TASK TO COMPLETE -
List each line of the data that holds the string "inhibitory", please.

Dataset entries -
****************************************

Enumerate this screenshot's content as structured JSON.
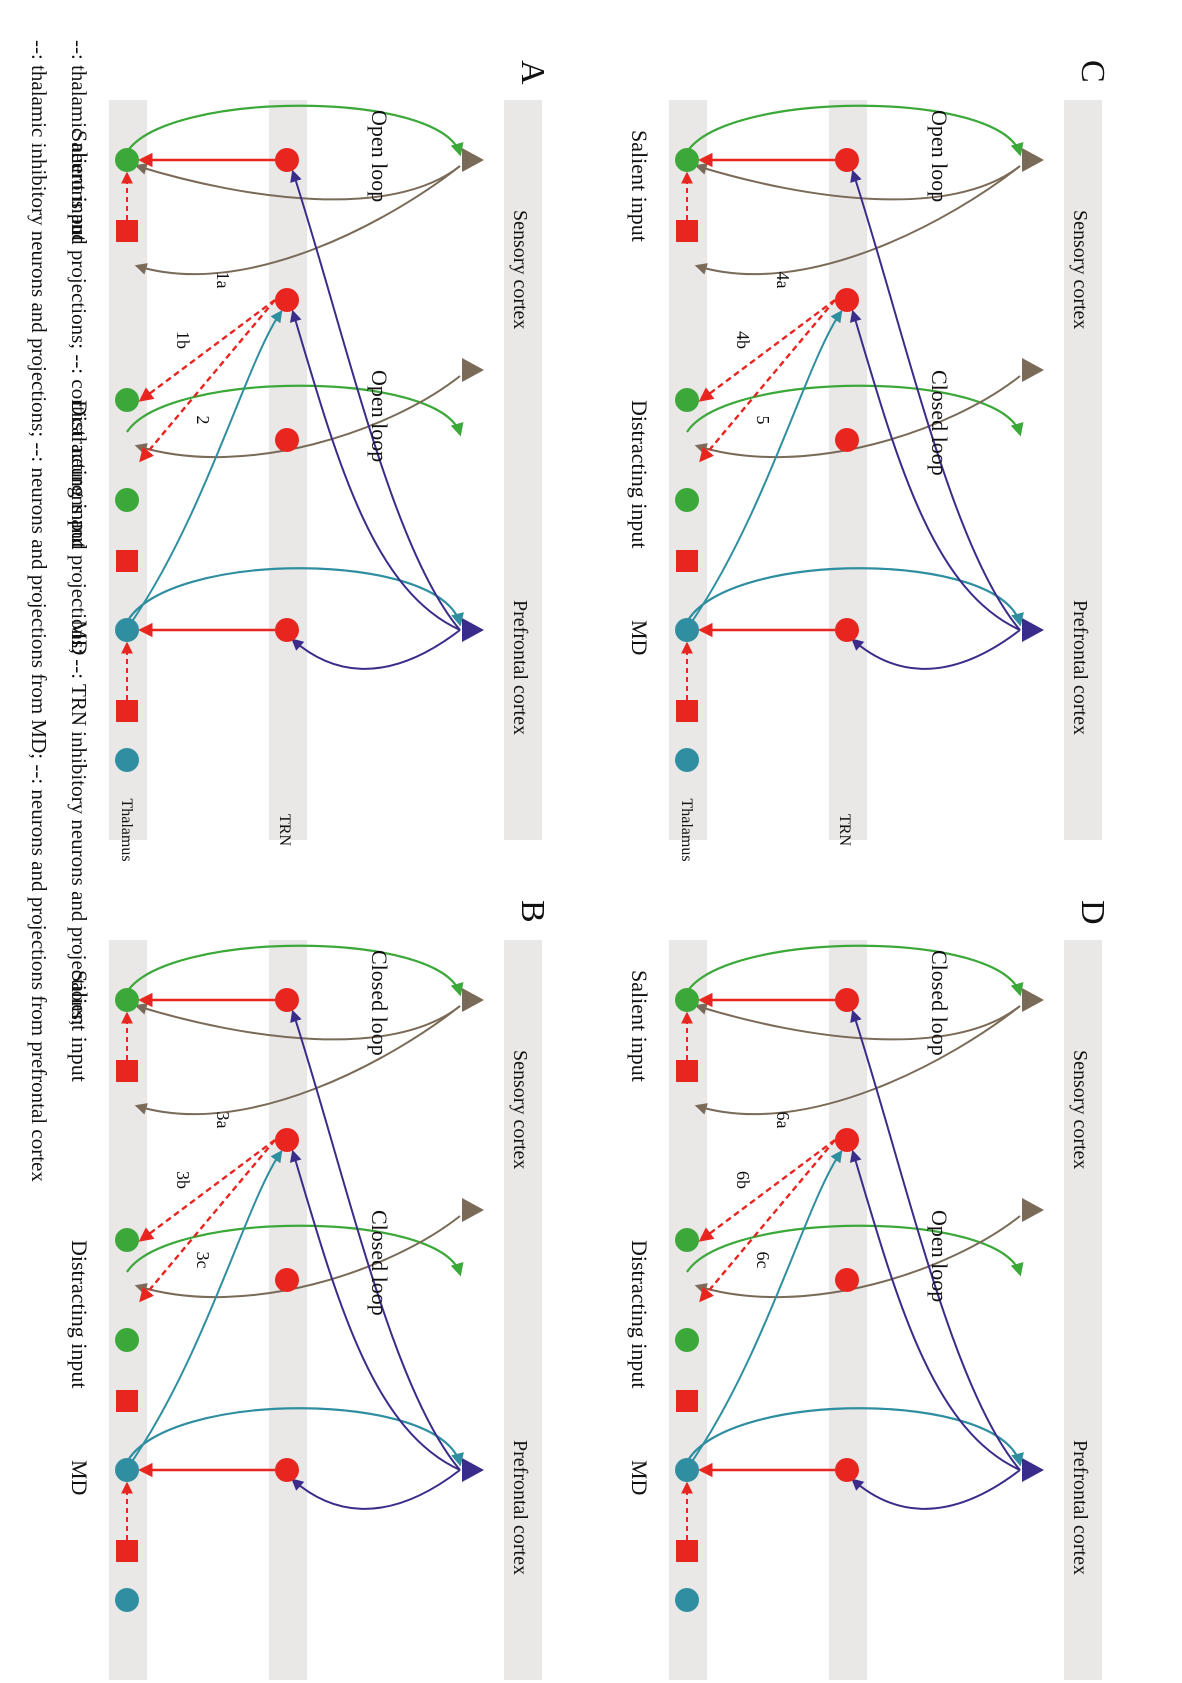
{
  "panels": [
    {
      "letter": "A",
      "top_label_left": "Sensory cortex",
      "top_label_right": "Prefrontal cortex",
      "loop_labels": [
        "Open loop",
        "Open loop"
      ],
      "bottom_labels": [
        "Salient input",
        "Distracting input",
        "MD"
      ],
      "numbers": [
        "1a",
        "1b",
        "2"
      ]
    },
    {
      "letter": "B",
      "top_label_left": "Sensory cortex",
      "top_label_right": "Prefrontal cortex",
      "loop_labels": [
        "Closed loop",
        "Closed loop"
      ],
      "bottom_labels": [
        "Salient input",
        "Distracting input",
        "MD"
      ],
      "numbers": [
        "3a",
        "3b",
        "3c"
      ]
    },
    {
      "letter": "C",
      "top_label_left": "Sensory cortex",
      "top_label_right": "Prefrontal cortex",
      "loop_labels": [
        "Open loop",
        "Closed loop"
      ],
      "bottom_labels": [
        "Salient input",
        "Distracting input",
        "MD"
      ],
      "numbers": [
        "4a",
        "4b",
        "5"
      ]
    },
    {
      "letter": "D",
      "top_label_left": "Sensory cortex",
      "top_label_right": "Prefrontal cortex",
      "loop_labels": [
        "Closed loop",
        "Open loop"
      ],
      "bottom_labels": [
        "Salient input",
        "Distracting input",
        "MD"
      ],
      "numbers": [
        "6a",
        "6b",
        "6c"
      ]
    }
  ],
  "band_labels": {
    "trn": "TRN",
    "thalamus": "Thalamus"
  },
  "legend": {
    "line1": "--: thalamic neurons and projections;     --: cortical neurons and projections;     --: TRN inhibitory neurons and projections;",
    "line2": "--: thalamic inhibitory neurons and projections;     --: neurons and projections from MD;     --: neurons and projections from prefrontal cortex"
  },
  "colors": {
    "thalamic_green": "#3da83a",
    "cortical_brown": "#7a6a58",
    "trn_red": "#e8251f",
    "md_teal": "#2f8ea0",
    "prefrontal_purple": "#3a2c8a",
    "band_gray": "#d9d6d3"
  }
}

****************************************

REPLY TO THE TASK -
    "line1": "--: thalamic neurons and projections;     --: cortical neurons and projections;     --: TRN inhibitory neurons and projections;",
    "line2": "--: thalamic inhibitory neurons and projections;     --: neurons and projections from MD;     --: neurons and projections from prefrontal cortex"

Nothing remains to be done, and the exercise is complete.